[Stored data entries]

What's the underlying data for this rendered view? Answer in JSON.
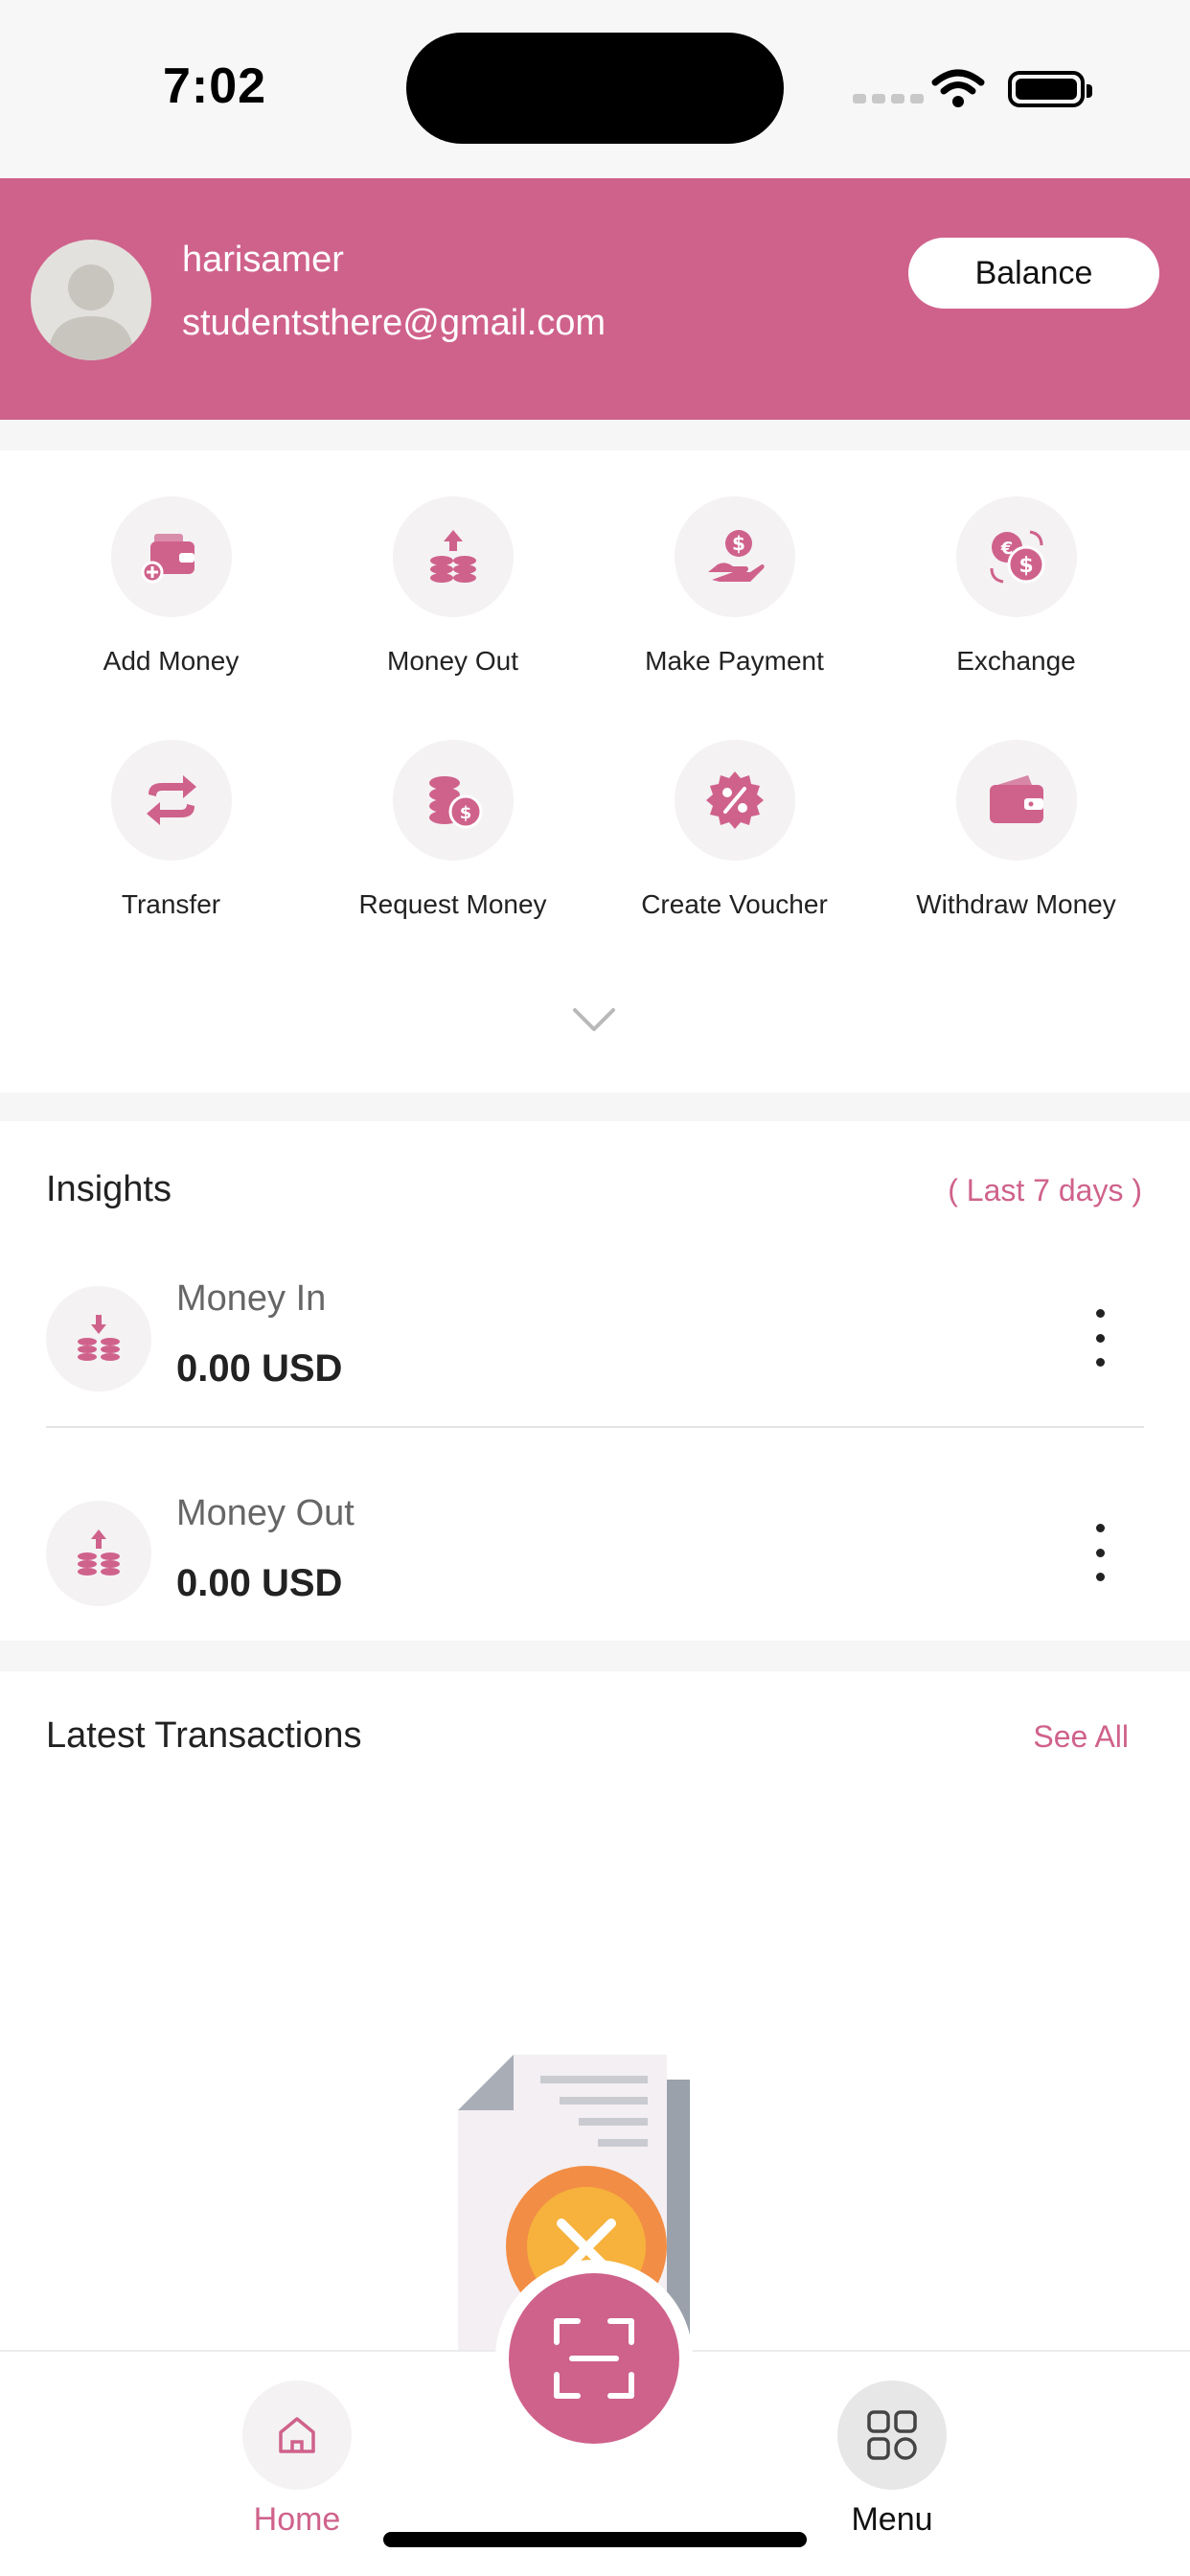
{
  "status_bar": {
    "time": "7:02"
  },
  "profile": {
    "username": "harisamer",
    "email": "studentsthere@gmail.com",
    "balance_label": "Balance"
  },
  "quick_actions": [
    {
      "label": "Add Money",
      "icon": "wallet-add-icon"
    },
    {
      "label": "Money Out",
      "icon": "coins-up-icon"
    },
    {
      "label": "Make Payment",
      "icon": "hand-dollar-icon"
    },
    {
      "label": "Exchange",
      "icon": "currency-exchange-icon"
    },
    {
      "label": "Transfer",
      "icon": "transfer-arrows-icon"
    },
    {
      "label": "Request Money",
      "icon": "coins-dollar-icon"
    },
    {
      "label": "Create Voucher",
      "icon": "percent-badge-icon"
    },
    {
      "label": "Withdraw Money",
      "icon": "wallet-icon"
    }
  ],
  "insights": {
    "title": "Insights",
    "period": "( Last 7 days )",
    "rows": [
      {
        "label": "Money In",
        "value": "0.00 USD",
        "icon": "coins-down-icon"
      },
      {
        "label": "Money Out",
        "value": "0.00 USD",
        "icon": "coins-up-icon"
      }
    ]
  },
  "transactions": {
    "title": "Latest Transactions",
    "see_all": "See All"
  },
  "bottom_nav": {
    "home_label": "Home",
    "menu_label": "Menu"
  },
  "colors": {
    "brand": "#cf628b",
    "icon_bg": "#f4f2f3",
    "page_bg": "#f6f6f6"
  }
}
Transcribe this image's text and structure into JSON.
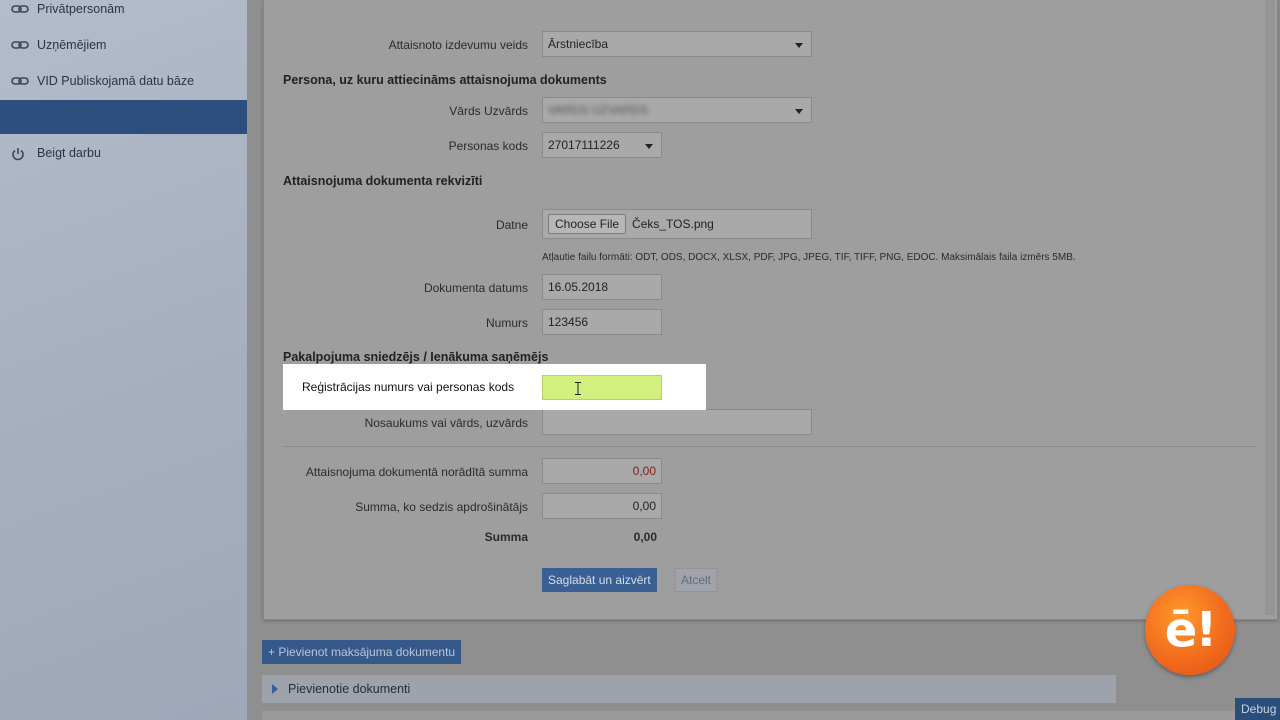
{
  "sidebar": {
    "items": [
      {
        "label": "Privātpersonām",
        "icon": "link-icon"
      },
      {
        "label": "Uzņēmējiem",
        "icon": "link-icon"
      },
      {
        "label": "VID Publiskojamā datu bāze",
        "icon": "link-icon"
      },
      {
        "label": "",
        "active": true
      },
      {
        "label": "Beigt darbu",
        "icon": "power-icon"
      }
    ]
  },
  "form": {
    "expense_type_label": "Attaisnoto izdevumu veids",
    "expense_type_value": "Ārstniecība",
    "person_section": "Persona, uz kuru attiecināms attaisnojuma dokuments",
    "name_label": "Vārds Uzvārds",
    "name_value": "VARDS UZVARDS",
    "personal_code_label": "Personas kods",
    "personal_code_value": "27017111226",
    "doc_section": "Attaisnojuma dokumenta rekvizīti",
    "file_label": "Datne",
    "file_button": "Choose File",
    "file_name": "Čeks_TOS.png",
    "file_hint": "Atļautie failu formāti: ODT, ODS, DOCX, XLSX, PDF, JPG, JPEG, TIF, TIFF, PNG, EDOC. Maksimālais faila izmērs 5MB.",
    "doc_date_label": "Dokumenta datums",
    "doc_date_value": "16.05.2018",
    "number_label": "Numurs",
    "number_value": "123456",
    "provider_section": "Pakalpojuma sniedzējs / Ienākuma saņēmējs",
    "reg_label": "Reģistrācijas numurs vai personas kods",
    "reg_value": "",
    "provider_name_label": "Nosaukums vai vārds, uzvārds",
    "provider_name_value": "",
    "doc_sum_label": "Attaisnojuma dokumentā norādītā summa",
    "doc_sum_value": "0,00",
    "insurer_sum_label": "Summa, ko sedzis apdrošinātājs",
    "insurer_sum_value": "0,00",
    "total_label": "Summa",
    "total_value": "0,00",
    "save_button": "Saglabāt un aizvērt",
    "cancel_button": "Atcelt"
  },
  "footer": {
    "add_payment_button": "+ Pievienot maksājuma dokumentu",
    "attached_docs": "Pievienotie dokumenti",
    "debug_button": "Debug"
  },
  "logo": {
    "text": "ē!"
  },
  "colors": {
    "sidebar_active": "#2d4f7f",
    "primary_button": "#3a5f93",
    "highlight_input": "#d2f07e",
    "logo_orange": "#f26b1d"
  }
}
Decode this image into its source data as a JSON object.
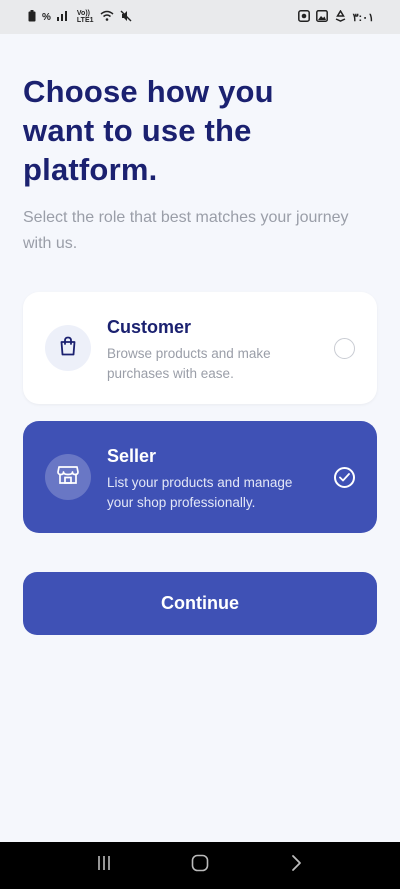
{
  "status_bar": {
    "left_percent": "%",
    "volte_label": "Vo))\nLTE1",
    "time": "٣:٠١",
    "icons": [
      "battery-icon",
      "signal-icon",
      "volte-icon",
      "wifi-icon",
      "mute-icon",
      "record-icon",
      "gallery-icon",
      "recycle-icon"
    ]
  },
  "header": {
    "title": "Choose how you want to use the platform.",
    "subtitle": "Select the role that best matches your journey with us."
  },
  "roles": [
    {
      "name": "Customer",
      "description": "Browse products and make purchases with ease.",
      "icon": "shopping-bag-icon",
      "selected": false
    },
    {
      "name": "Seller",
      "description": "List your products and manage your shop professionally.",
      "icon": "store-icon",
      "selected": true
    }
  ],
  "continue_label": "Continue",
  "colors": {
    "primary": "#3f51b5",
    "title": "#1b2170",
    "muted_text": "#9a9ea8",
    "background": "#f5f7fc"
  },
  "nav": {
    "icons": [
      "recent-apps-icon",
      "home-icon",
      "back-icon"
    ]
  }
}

Objective:
Leaving out the pictures, repeat the data above exactly.

Finished answer:
What's the underlying data for this rendered view? Answer in JSON.
{
  "status_bar": {
    "time": "7:02"
  },
  "profile": {
    "username": "harisamer",
    "email": "studentsthere@gmail.com",
    "balance_label": "Balance"
  },
  "quick_actions": [
    {
      "label": "Add Money",
      "icon": "wallet-add-icon"
    },
    {
      "label": "Money Out",
      "icon": "coins-up-icon"
    },
    {
      "label": "Make Payment",
      "icon": "hand-dollar-icon"
    },
    {
      "label": "Exchange",
      "icon": "currency-exchange-icon"
    },
    {
      "label": "Transfer",
      "icon": "transfer-arrows-icon"
    },
    {
      "label": "Request Money",
      "icon": "coins-dollar-icon"
    },
    {
      "label": "Create Voucher",
      "icon": "percent-badge-icon"
    },
    {
      "label": "Withdraw Money",
      "icon": "wallet-icon"
    }
  ],
  "insights": {
    "title": "Insights",
    "period": "( Last 7 days )",
    "rows": [
      {
        "label": "Money In",
        "value": "0.00 USD",
        "icon": "coins-down-icon"
      },
      {
        "label": "Money Out",
        "value": "0.00 USD",
        "icon": "coins-up-icon"
      }
    ]
  },
  "transactions": {
    "title": "Latest Transactions",
    "see_all": "See All"
  },
  "bottom_nav": {
    "home_label": "Home",
    "menu_label": "Menu"
  },
  "colors": {
    "brand": "#cf628b",
    "icon_bg": "#f4f2f3",
    "page_bg": "#f6f6f6"
  }
}
Transcribe this image's text and structure into JSON.
{
  "sidebar": {
    "items": [
      {
        "label": "Privātpersonām",
        "icon": "link-icon"
      },
      {
        "label": "Uzņēmējiem",
        "icon": "link-icon"
      },
      {
        "label": "VID Publiskojamā datu bāze",
        "icon": "link-icon"
      },
      {
        "label": "",
        "active": true
      },
      {
        "label": "Beigt darbu",
        "icon": "power-icon"
      }
    ]
  },
  "form": {
    "expense_type_label": "Attaisnoto izdevumu veids",
    "expense_type_value": "Ārstniecība",
    "person_section": "Persona, uz kuru attiecināms attaisnojuma dokuments",
    "name_label": "Vārds Uzvārds",
    "name_value": "VARDS UZVARDS",
    "personal_code_label": "Personas kods",
    "personal_code_value": "27017111226",
    "doc_section": "Attaisnojuma dokumenta rekvizīti",
    "file_label": "Datne",
    "file_button": "Choose File",
    "file_name": "Čeks_TOS.png",
    "file_hint": "Atļautie failu formāti: ODT, ODS, DOCX, XLSX, PDF, JPG, JPEG, TIF, TIFF, PNG, EDOC. Maksimālais faila izmērs 5MB.",
    "doc_date_label": "Dokumenta datums",
    "doc_date_value": "16.05.2018",
    "number_label": "Numurs",
    "number_value": "123456",
    "provider_section": "Pakalpojuma sniedzējs / Ienākuma saņēmējs",
    "reg_label": "Reģistrācijas numurs vai personas kods",
    "reg_value": "",
    "provider_name_label": "Nosaukums vai vārds, uzvārds",
    "provider_name_value": "",
    "doc_sum_label": "Attaisnojuma dokumentā norādītā summa",
    "doc_sum_value": "0,00",
    "insurer_sum_label": "Summa, ko sedzis apdrošinātājs",
    "insurer_sum_value": "0,00",
    "total_label": "Summa",
    "total_value": "0,00",
    "save_button": "Saglabāt un aizvērt",
    "cancel_button": "Atcelt"
  },
  "footer": {
    "add_payment_button": "+ Pievienot maksājuma dokumentu",
    "attached_docs": "Pievienotie dokumenti",
    "debug_button": "Debug"
  },
  "logo": {
    "text": "ē!"
  },
  "colors": {
    "sidebar_active": "#2d4f7f",
    "primary_button": "#3a5f93",
    "highlight_input": "#d2f07e",
    "logo_orange": "#f26b1d"
  }
}
Decode this image into its source data as a JSON object.
{
  "status_bar": {
    "left_percent": "%",
    "volte_label": "Vo))\nLTE1",
    "time": "٣:٠١",
    "icons": [
      "battery-icon",
      "signal-icon",
      "volte-icon",
      "wifi-icon",
      "mute-icon",
      "record-icon",
      "gallery-icon",
      "recycle-icon"
    ]
  },
  "header": {
    "title": "Choose how you want to use the platform.",
    "subtitle": "Select the role that best matches your journey with us."
  },
  "roles": [
    {
      "name": "Customer",
      "description": "Browse products and make purchases with ease.",
      "icon": "shopping-bag-icon",
      "selected": false
    },
    {
      "name": "Seller",
      "description": "List your products and manage your shop professionally.",
      "icon": "store-icon",
      "selected": true
    }
  ],
  "continue_label": "Continue",
  "colors": {
    "primary": "#3f51b5",
    "title": "#1b2170",
    "muted_text": "#9a9ea8",
    "background": "#f5f7fc"
  },
  "nav": {
    "icons": [
      "recent-apps-icon",
      "home-icon",
      "back-icon"
    ]
  }
}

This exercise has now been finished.